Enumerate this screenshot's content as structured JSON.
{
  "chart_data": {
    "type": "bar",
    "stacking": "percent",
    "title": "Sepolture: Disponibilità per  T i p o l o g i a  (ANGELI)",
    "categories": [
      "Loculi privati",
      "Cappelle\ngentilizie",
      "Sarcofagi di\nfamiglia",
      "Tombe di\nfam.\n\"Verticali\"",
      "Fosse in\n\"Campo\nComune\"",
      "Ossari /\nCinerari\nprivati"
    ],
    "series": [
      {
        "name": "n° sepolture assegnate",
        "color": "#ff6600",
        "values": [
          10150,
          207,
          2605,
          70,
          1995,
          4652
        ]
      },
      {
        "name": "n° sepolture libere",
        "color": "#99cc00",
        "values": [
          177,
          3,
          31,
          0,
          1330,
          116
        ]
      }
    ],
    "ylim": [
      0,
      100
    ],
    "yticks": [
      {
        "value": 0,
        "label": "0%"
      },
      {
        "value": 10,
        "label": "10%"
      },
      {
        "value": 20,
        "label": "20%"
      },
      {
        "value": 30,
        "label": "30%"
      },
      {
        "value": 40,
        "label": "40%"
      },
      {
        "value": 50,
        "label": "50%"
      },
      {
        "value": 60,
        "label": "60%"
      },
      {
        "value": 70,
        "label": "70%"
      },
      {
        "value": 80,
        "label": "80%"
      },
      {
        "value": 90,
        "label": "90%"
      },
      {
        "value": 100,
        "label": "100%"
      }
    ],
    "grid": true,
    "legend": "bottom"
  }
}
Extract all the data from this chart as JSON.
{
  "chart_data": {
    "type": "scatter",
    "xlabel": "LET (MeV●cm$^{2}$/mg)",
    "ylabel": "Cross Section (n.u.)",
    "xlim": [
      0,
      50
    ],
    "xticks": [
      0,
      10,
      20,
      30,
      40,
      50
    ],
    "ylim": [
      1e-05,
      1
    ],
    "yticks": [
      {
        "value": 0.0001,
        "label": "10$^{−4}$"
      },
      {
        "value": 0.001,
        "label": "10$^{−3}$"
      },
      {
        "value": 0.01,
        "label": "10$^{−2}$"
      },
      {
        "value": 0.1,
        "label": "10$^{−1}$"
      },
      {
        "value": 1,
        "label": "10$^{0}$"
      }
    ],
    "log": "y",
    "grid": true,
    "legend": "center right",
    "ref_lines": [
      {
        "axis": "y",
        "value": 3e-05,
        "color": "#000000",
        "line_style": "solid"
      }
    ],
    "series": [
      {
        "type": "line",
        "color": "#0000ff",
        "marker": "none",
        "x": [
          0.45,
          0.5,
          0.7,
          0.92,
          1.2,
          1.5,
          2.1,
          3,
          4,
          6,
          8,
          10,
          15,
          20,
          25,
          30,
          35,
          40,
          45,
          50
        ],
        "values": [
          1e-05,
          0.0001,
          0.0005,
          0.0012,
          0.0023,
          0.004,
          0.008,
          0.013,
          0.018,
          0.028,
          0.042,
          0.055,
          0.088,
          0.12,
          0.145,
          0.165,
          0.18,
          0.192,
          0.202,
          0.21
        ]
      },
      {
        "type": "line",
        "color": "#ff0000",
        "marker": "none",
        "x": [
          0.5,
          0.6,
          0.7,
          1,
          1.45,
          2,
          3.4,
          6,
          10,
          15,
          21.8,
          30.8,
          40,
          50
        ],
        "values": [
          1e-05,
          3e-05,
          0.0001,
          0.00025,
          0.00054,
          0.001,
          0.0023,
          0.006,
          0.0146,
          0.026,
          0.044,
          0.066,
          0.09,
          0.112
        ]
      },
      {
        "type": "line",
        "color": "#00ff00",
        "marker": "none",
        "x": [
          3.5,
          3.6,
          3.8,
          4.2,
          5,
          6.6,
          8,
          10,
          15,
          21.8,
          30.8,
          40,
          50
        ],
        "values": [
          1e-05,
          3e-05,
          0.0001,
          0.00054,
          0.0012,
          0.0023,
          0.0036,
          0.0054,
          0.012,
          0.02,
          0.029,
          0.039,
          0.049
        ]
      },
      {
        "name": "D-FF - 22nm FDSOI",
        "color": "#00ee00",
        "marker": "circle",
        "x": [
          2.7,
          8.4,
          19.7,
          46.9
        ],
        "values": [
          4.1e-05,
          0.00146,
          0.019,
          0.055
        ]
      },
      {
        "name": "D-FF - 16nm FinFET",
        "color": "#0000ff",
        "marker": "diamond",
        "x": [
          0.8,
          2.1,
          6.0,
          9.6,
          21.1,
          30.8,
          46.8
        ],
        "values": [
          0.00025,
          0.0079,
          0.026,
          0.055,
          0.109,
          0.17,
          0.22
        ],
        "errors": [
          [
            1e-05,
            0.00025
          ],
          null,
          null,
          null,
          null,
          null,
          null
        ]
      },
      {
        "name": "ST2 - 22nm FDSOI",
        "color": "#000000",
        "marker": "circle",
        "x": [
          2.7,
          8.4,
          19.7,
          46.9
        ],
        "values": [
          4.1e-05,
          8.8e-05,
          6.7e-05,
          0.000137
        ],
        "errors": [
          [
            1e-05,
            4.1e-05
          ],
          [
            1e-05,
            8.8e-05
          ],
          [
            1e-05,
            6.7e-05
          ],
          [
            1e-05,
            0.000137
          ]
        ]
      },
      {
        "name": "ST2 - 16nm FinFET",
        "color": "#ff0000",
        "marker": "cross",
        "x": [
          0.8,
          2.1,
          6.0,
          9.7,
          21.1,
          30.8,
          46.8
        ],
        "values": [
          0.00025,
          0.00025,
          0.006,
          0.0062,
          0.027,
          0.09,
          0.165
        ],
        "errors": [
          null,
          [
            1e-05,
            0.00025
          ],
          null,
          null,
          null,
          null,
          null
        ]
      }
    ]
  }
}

:::::

CHALLENGE »
Reproduce every line above without error.

RESULT OF THE TASK »
Enumerate this screenshot's content as structured JSON.
{
  "chart_data": {
    "type": "bar",
    "stacking": "percent",
    "title": "Sepolture: Disponibilità per  T i p o l o g i a  (ANGELI)",
    "categories": [
      "Loculi privati",
      "Cappelle\ngentilizie",
      "Sarcofagi di\nfamiglia",
      "Tombe di\nfam.\n\"Verticali\"",
      "Fosse in\n\"Campo\nComune\"",
      "Ossari /\nCinerari\nprivati"
    ],
    "series": [
      {
        "name": "n° sepolture assegnate",
        "color": "#ff6600",
        "values": [
          10150,
          207,
          2605,
          70,
          1995,
          4652
        ]
      },
      {
        "name": "n° sepolture libere",
        "color": "#99cc00",
        "values": [
          177,
          3,
          31,
          0,
          1330,
          116
        ]
      }
    ],
    "ylim": [
      0,
      100
    ],
    "yticks": [
      {
        "value": 0,
        "label": "0%"
      },
      {
        "value": 10,
        "label": "10%"
      },
      {
        "value": 20,
        "label": "20%"
      },
      {
        "value": 30,
        "label": "30%"
      },
      {
        "value": 40,
        "label": "40%"
      },
      {
        "value": 50,
        "label": "50%"
      },
      {
        "value": 60,
        "label": "60%"
      },
      {
        "value": 70,
        "label": "70%"
      },
      {
        "value": 80,
        "label": "80%"
      },
      {
        "value": 90,
        "label": "90%"
      },
      {
        "value": 100,
        "label": "100%"
      }
    ],
    "grid": true,
    "legend": "bottom"
  }
}
Extract all the data from this chart as JSON.
{
  "chart_data": {
    "type": "scatter",
    "xlabel": "LET (MeV●cm$^{2}$/mg)",
    "ylabel": "Cross Section (n.u.)",
    "xlim": [
      0,
      50
    ],
    "xticks": [
      0,
      10,
      20,
      30,
      40,
      50
    ],
    "ylim": [
      1e-05,
      1
    ],
    "yticks": [
      {
        "value": 0.0001,
        "label": "10$^{−4}$"
      },
      {
        "value": 0.001,
        "label": "10$^{−3}$"
      },
      {
        "value": 0.01,
        "label": "10$^{−2}$"
      },
      {
        "value": 0.1,
        "label": "10$^{−1}$"
      },
      {
        "value": 1,
        "label": "10$^{0}$"
      }
    ],
    "log": "y",
    "grid": true,
    "legend": "center right",
    "ref_lines": [
      {
        "axis": "y",
        "value": 3e-05,
        "color": "#000000",
        "line_style": "solid"
      }
    ],
    "series": [
      {
        "type": "line",
        "color": "#0000ff",
        "marker": "none",
        "x": [
          0.45,
          0.5,
          0.7,
          0.92,
          1.2,
          1.5,
          2.1,
          3,
          4,
          6,
          8,
          10,
          15,
          20,
          25,
          30,
          35,
          40,
          45,
          50
        ],
        "values": [
          1e-05,
          0.0001,
          0.0005,
          0.0012,
          0.0023,
          0.004,
          0.008,
          0.013,
          0.018,
          0.028,
          0.042,
          0.055,
          0.088,
          0.12,
          0.145,
          0.165,
          0.18,
          0.192,
          0.202,
          0.21
        ]
      },
      {
        "type": "line",
        "color": "#ff0000",
        "marker": "none",
        "x": [
          0.5,
          0.6,
          0.7,
          1,
          1.45,
          2,
          3.4,
          6,
          10,
          15,
          21.8,
          30.8,
          40,
          50
        ],
        "values": [
          1e-05,
          3e-05,
          0.0001,
          0.00025,
          0.00054,
          0.001,
          0.0023,
          0.006,
          0.0146,
          0.026,
          0.044,
          0.066,
          0.09,
          0.112
        ]
      },
      {
        "type": "line",
        "color": "#00ff00",
        "marker": "none",
        "x": [
          3.5,
          3.6,
          3.8,
          4.2,
          5,
          6.6,
          8,
          10,
          15,
          21.8,
          30.8,
          40,
          50
        ],
        "values": [
          1e-05,
          3e-05,
          0.0001,
          0.00054,
          0.0012,
          0.0023,
          0.0036,
          0.0054,
          0.012,
          0.02,
          0.029,
          0.039,
          0.049
        ]
      },
      {
        "name": "D-FF - 22nm FDSOI",
        "color": "#00ee00",
        "marker": "circle",
        "x": [
          2.7,
          8.4,
          19.7,
          46.9
        ],
        "values": [
          4.1e-05,
          0.00146,
          0.019,
          0.055
        ]
      },
      {
        "name": "D-FF - 16nm FinFET",
        "color": "#0000ff",
        "marker": "diamond",
        "x": [
          0.8,
          2.1,
          6.0,
          9.6,
          21.1,
          30.8,
          46.8
        ],
        "values": [
          0.00025,
          0.0079,
          0.026,
          0.055,
          0.109,
          0.17,
          0.22
        ],
        "errors": [
          [
            1e-05,
            0.00025
          ],
          null,
          null,
          null,
          null,
          null,
          null
        ]
      },
      {
        "name": "ST2 - 22nm FDSOI",
        "color": "#000000",
        "marker": "circle",
        "x": [
          2.7,
          8.4,
          19.7,
          46.9
        ],
        "values": [
          4.1e-05,
          8.8e-05,
          6.7e-05,
          0.000137
        ],
        "errors": [
          [
            1e-05,
            4.1e-05
          ],
          [
            1e-05,
            8.8e-05
          ],
          [
            1e-05,
            6.7e-05
          ],
          [
            1e-05,
            0.000137
          ]
        ]
      },
      {
        "name": "ST2 - 16nm FinFET",
        "color": "#ff0000",
        "marker": "cross",
        "x": [
          0.8,
          2.1,
          6.0,
          9.7,
          21.1,
          30.8,
          46.8
        ],
        "values": [
          0.00025,
          0.00025,
          0.006,
          0.0062,
          0.027,
          0.09,
          0.165
        ],
        "errors": [
          null,
          [
            1e-05,
            0.00025
          ],
          null,
          null,
          null,
          null,
          null
        ]
      }
    ]
  }
}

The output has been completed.